Copy each line of the material below that includes the string "deux".

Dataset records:
▼

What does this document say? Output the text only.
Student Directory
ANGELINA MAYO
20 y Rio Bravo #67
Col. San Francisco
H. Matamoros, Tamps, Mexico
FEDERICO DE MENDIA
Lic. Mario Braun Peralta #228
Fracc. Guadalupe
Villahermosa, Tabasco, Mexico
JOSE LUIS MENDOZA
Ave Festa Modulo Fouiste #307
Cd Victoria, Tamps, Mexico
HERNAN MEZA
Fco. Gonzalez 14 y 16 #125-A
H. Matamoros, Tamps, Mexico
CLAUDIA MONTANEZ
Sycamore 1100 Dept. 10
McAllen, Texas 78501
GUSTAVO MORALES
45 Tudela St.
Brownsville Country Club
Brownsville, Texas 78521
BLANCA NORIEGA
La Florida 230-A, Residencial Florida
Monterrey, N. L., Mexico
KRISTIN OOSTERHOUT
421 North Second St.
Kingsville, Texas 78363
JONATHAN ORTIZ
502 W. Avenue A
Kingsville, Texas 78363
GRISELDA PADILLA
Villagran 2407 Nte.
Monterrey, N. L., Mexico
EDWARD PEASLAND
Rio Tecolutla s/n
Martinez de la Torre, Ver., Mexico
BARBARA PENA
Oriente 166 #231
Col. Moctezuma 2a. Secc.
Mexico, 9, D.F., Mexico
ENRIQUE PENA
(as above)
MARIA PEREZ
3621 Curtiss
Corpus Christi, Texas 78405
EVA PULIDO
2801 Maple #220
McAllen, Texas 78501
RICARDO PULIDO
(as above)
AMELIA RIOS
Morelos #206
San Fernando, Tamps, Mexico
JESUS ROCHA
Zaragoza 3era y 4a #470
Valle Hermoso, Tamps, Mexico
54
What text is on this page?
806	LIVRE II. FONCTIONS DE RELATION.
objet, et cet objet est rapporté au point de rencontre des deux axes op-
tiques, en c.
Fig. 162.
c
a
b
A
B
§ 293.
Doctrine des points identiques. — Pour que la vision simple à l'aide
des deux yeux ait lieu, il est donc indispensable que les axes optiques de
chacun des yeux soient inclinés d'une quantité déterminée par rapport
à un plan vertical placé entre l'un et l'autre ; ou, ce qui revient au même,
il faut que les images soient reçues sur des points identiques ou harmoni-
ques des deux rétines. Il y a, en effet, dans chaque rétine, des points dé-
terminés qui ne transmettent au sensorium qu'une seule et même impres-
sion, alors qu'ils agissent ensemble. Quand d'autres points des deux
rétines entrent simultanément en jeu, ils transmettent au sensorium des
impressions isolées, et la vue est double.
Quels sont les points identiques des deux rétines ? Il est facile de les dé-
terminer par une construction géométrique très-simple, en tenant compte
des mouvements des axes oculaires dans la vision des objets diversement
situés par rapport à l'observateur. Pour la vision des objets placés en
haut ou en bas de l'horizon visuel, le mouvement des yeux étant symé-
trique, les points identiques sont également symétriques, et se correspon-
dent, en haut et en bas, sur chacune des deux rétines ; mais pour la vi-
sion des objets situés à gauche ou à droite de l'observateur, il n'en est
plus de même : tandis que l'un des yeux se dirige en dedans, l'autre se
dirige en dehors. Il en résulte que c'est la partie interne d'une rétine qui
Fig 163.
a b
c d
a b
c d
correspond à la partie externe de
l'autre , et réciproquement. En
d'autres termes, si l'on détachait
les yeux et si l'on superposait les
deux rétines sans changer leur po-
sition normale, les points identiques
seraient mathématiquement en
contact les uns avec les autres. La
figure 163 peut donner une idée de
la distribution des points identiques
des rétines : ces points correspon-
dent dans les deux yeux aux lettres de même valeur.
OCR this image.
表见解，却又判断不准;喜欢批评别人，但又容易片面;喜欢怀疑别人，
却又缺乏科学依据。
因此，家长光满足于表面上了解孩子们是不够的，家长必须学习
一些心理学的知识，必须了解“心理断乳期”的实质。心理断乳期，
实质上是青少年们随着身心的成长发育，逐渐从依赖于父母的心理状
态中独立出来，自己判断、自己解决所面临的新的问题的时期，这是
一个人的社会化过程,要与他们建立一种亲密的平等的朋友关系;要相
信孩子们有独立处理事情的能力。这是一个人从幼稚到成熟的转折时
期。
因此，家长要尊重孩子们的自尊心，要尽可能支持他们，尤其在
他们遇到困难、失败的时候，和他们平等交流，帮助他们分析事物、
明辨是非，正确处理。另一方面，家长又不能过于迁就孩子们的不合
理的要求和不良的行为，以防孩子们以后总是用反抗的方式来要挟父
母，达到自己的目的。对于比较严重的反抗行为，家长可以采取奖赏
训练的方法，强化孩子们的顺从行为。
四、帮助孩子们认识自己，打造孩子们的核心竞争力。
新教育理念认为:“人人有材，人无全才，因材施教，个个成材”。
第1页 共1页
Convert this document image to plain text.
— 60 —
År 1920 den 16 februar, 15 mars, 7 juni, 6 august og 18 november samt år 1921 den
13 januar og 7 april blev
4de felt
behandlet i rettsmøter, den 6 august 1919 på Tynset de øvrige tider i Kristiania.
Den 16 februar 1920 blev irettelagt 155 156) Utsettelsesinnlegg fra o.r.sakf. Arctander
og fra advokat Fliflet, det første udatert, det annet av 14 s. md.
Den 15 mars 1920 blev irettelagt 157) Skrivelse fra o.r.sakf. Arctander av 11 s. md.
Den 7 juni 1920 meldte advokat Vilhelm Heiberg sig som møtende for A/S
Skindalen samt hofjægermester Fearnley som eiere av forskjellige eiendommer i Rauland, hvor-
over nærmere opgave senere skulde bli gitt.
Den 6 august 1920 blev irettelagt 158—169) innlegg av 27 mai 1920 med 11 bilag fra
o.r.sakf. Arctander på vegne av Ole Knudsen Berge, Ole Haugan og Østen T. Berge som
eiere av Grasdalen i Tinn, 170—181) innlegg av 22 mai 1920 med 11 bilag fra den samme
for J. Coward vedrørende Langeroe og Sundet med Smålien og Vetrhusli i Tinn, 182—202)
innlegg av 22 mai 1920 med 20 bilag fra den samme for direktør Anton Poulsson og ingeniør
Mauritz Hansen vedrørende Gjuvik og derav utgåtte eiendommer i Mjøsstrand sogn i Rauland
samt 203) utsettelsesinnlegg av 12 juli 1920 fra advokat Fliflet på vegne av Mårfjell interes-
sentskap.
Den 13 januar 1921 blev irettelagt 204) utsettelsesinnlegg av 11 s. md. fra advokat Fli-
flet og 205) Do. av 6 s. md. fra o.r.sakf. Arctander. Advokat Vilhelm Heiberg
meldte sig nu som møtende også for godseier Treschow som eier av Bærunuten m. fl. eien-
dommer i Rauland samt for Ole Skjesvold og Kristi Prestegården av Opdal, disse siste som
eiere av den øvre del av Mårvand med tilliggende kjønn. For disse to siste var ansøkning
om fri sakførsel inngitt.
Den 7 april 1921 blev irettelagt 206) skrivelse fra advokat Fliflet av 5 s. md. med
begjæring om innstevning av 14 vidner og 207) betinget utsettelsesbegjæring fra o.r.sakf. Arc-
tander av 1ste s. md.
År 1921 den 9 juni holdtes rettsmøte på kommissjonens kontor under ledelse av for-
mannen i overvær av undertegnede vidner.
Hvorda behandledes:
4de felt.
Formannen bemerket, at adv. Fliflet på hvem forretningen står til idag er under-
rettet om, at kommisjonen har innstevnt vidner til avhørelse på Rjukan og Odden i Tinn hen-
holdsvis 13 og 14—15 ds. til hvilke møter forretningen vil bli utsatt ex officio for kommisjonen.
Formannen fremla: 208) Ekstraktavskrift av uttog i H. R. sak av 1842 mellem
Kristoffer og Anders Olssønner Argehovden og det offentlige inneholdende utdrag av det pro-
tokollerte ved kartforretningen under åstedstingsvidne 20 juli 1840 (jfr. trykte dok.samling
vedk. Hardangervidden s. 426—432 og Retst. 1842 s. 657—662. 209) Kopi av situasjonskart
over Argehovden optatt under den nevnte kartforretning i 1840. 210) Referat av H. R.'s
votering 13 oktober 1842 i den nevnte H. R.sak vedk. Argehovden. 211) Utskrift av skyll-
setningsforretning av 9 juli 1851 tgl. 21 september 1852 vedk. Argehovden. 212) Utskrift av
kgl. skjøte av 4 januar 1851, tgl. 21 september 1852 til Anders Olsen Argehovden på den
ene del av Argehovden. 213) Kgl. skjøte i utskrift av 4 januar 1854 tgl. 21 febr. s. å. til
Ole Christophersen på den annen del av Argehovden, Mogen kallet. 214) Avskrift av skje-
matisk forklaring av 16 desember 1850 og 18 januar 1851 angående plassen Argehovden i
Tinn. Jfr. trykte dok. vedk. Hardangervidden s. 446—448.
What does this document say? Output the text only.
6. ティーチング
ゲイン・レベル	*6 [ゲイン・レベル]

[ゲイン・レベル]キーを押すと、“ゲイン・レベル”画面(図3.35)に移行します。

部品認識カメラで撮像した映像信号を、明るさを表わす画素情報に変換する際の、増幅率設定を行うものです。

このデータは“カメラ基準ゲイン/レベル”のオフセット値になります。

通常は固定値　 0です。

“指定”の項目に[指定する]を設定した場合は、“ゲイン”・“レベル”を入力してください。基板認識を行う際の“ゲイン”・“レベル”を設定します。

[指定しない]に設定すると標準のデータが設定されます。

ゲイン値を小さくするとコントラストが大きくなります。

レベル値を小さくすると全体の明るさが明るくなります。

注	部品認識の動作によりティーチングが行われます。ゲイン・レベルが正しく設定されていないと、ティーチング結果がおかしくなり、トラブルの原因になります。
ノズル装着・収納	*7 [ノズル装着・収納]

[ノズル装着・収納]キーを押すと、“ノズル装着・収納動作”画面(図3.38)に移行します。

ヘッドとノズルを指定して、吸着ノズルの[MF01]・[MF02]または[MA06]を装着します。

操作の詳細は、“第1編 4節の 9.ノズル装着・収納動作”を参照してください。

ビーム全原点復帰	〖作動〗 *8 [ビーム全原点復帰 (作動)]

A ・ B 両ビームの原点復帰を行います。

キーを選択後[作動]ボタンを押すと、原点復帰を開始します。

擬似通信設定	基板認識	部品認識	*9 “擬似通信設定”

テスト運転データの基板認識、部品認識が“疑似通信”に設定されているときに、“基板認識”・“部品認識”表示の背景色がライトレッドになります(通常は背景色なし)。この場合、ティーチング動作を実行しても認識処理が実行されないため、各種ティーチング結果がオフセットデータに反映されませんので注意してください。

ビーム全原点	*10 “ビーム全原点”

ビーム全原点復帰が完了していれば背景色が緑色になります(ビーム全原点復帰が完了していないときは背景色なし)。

▲

Task response:
objet, et cet objet est rapporté au point de rencontre des deux axes op-
des deux yeux ait lieu, il est donc indispensable que les axes optiques de
ques des deux rétines. Il y a, en effet, dans chaque rétine, des points dé-
sion, alors qu'ils agissent ensemble. Quand d'autres points des deux
Quels sont les points identiques des deux rétines ? Il est facile de les dé-
dent, en haut et en bas, sur chacune des deux rétines ; mais pour la vi-
deux rétines sans changer leur po-
dent dans les deux yeux aux lettres de même valeur.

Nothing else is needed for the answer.